**Stored items**:
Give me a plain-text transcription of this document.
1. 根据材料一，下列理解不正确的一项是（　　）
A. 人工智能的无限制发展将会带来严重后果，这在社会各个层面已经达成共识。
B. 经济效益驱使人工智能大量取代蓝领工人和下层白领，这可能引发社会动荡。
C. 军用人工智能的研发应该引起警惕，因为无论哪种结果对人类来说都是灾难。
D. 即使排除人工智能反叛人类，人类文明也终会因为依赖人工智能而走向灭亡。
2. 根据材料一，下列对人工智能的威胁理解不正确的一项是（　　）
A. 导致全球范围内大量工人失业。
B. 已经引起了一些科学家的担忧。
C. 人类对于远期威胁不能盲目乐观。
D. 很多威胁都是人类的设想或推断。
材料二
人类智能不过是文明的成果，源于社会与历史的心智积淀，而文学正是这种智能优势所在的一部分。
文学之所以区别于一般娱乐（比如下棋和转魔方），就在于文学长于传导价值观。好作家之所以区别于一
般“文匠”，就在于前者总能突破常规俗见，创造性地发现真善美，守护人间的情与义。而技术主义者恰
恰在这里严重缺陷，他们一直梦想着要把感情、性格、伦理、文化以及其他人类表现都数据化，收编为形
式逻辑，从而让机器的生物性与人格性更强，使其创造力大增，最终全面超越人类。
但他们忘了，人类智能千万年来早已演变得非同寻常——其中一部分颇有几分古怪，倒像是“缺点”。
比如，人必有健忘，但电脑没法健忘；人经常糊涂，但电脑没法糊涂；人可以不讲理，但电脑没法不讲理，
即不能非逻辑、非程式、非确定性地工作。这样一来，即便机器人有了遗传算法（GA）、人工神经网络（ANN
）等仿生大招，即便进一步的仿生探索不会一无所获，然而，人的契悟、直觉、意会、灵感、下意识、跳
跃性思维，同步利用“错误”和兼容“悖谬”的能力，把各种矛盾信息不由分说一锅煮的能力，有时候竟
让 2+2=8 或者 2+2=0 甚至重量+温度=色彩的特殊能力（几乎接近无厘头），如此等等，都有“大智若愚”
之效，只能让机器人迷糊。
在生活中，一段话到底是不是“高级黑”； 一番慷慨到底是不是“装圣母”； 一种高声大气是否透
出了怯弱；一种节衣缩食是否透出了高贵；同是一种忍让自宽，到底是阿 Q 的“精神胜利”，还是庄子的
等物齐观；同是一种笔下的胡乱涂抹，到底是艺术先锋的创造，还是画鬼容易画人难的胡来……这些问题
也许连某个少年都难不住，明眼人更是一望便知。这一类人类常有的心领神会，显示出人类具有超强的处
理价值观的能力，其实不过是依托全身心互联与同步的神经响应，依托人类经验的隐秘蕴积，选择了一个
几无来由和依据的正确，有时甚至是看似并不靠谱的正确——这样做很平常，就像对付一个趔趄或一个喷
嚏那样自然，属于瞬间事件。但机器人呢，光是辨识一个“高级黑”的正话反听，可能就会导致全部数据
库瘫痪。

**What you have to do**: Write the complete data out, exactly as above.

**Output**:
Give me a plain-text transcription of this document.
1. 根据材料一，下列理解不正确的一项是（　　）
A. 人工智能的无限制发展将会带来严重后果，这在社会各个层面已经达成共识。
B. 经济效益驱使人工智能大量取代蓝领工人和下层白领，这可能引发社会动荡。
C. 军用人工智能的研发应该引起警惕，因为无论哪种结果对人类来说都是灾难。
D. 即使排除人工智能反叛人类，人类文明也终会因为依赖人工智能而走向灭亡。
2. 根据材料一，下列对人工智能的威胁理解不正确的一项是（　　）
A. 导致全球范围内大量工人失业。
B. 已经引起了一些科学家的担忧。
C. 人类对于远期威胁不能盲目乐观。
D. 很多威胁都是人类的设想或推断。
材料二
人类智能不过是文明的成果，源于社会与历史的心智积淀，而文学正是这种智能优势所在的一部分。
文学之所以区别于一般娱乐（比如下棋和转魔方），就在于文学长于传导价值观。好作家之所以区别于一
般“文匠”，就在于前者总能突破常规俗见，创造性地发现真善美，守护人间的情与义。而技术主义者恰
恰在这里严重缺陷，他们一直梦想着要把感情、性格、伦理、文化以及其他人类表现都数据化，收编为形
式逻辑，从而让机器的生物性与人格性更强，使其创造力大增，最终全面超越人类。
但他们忘了，人类智能千万年来早已演变得非同寻常——其中一部分颇有几分古怪，倒像是“缺点”。
比如，人必有健忘，但电脑没法健忘；人经常糊涂，但电脑没法糊涂；人可以不讲理，但电脑没法不讲理，
即不能非逻辑、非程式、非确定性地工作。这样一来，即便机器人有了遗传算法（GA）、人工神经网络（ANN
）等仿生大招，即便进一步的仿生探索不会一无所获，然而，人的契悟、直觉、意会、灵感、下意识、跳
跃性思维，同步利用“错误”和兼容“悖谬”的能力，把各种矛盾信息不由分说一锅煮的能力，有时候竟
让 2+2=8 或者 2+2=0 甚至重量+温度=色彩的特殊能力（几乎接近无厘头），如此等等，都有“大智若愚”
之效，只能让机器人迷糊。
在生活中，一段话到底是不是“高级黑”； 一番慷慨到底是不是“装圣母”； 一种高声大气是否透
出了怯弱；一种节衣缩食是否透出了高贵；同是一种忍让自宽，到底是阿 Q 的“精神胜利”，还是庄子的
等物齐观；同是一种笔下的胡乱涂抹，到底是艺术先锋的创造，还是画鬼容易画人难的胡来……这些问题
也许连某个少年都难不住，明眼人更是一望便知。这一类人类常有的心领神会，显示出人类具有超强的处
理价值观的能力，其实不过是依托全身心互联与同步的神经响应，依托人类经验的隐秘蕴积，选择了一个
几无来由和依据的正确，有时甚至是看似并不靠谱的正确——这样做很平常，就像对付一个趔趄或一个喷
嚏那样自然，属于瞬间事件。但机器人呢，光是辨识一个“高级黑”的正话反听，可能就会导致全部数据
库瘫痪。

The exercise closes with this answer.